TASK GOAL >>
Write out the listing below in full and exactly, leaving out every picture.

MATERIAL TO PROCESS >>
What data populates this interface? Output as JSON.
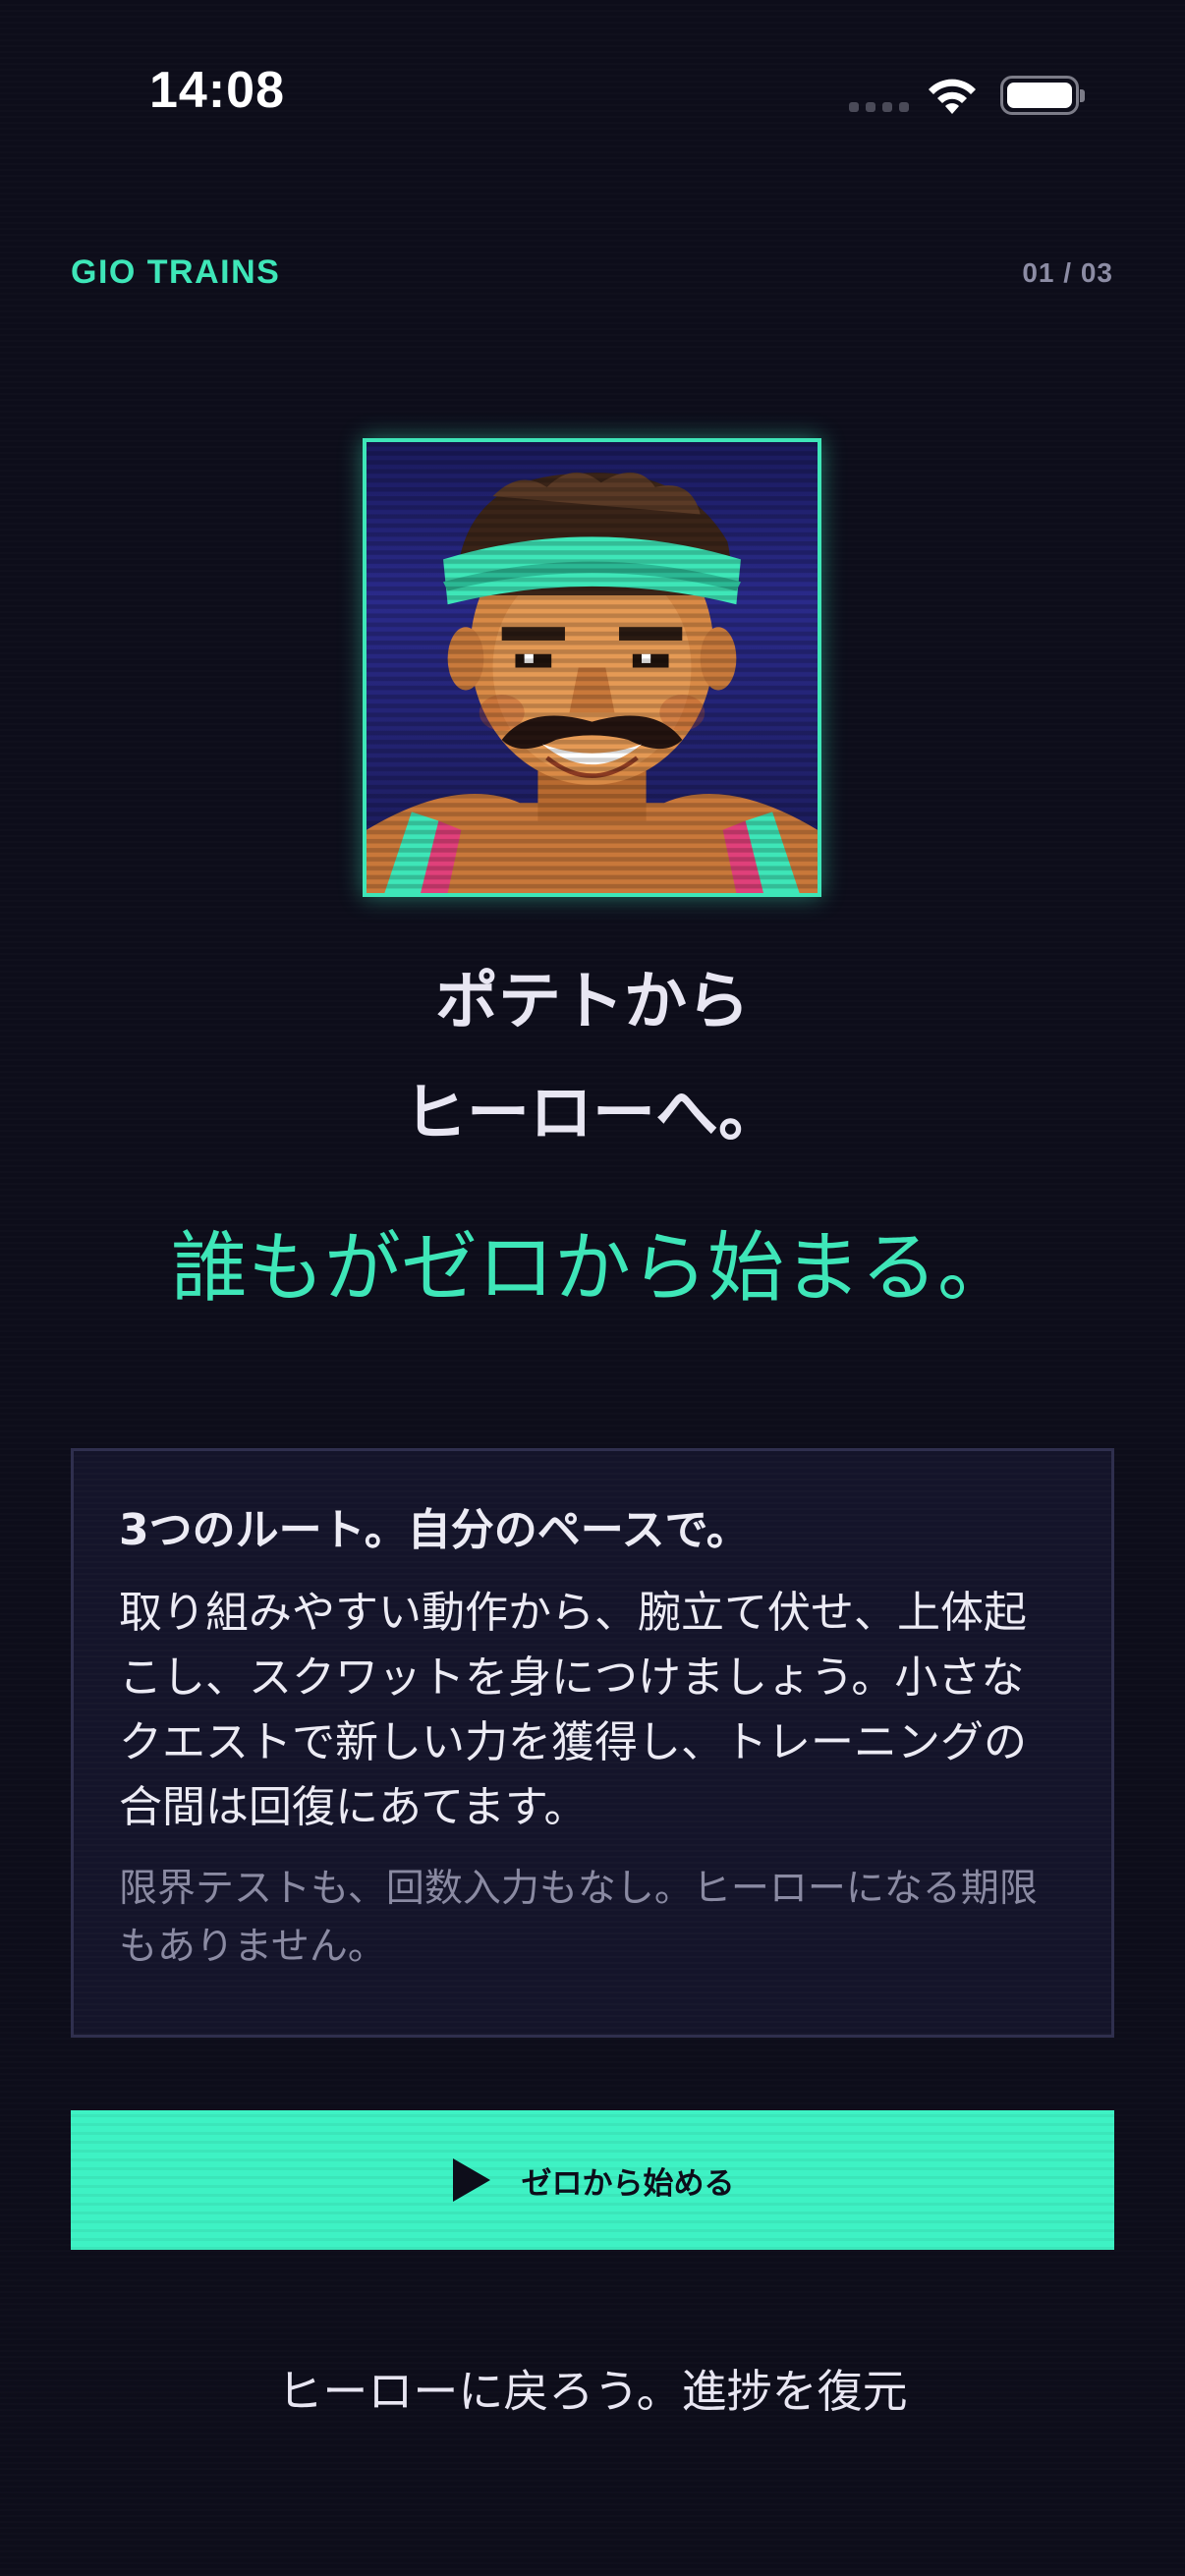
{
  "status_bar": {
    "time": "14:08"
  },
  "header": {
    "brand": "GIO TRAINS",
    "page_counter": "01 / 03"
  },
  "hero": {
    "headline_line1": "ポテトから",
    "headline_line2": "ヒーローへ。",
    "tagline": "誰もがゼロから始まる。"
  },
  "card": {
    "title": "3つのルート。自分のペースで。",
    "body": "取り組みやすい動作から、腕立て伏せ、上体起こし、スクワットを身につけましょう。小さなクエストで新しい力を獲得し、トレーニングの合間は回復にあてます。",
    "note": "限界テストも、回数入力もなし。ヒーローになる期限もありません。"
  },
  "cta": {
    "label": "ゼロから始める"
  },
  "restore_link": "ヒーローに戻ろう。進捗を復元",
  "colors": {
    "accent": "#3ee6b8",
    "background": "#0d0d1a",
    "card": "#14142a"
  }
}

COMPLETE ANSWER >>
What data populates this interface? Output as JSON.
{
  "status_bar": {
    "time": "14:08"
  },
  "header": {
    "brand": "GIO TRAINS",
    "page_counter": "01 / 03"
  },
  "hero": {
    "headline_line1": "ポテトから",
    "headline_line2": "ヒーローへ。",
    "tagline": "誰もがゼロから始まる。"
  },
  "card": {
    "title": "3つのルート。自分のペースで。",
    "body": "取り組みやすい動作から、腕立て伏せ、上体起こし、スクワットを身につけましょう。小さなクエストで新しい力を獲得し、トレーニングの合間は回復にあてます。",
    "note": "限界テストも、回数入力もなし。ヒーローになる期限もありません。"
  },
  "cta": {
    "label": "ゼロから始める"
  },
  "restore_link": "ヒーローに戻ろう。進捗を復元",
  "colors": {
    "accent": "#3ee6b8",
    "background": "#0d0d1a",
    "card": "#14142a"
  }
}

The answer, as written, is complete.